SET PROBLEM: Provide the count of lines that hold "name" and no other output.

LISTING:

★ ★ ★ ★

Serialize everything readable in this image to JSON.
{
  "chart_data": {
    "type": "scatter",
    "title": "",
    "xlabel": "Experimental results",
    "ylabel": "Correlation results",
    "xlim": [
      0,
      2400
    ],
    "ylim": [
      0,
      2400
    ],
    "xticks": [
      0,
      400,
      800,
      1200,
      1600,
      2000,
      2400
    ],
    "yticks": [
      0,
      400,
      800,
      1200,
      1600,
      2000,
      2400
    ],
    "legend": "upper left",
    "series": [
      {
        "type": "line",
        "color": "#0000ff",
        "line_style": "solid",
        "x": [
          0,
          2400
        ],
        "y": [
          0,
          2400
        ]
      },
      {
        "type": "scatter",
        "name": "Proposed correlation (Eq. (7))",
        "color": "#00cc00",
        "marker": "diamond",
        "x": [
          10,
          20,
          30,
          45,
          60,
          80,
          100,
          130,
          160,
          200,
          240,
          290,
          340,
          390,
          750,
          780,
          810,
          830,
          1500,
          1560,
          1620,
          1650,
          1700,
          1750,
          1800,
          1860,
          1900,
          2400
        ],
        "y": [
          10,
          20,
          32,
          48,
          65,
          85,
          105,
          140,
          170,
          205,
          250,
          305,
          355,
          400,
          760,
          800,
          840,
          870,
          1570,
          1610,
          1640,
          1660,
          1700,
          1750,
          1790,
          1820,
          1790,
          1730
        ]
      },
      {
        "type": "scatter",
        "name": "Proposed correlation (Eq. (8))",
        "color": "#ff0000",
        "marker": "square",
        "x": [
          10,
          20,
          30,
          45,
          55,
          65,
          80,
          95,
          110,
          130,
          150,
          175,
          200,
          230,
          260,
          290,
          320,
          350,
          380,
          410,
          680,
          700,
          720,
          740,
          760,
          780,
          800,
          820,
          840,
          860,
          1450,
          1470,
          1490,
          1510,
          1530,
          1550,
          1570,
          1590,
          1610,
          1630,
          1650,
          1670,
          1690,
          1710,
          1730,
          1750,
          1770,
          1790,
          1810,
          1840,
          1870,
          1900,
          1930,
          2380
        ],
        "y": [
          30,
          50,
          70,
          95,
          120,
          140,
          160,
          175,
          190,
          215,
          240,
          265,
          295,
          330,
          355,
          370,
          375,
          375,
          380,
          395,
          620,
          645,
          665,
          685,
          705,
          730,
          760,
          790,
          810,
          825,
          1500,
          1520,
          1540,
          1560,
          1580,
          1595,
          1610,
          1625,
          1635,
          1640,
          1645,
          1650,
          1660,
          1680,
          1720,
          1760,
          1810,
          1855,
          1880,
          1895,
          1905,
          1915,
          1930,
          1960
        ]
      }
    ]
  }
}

★ ★ ★ ★

WRITTEN REPLY: 2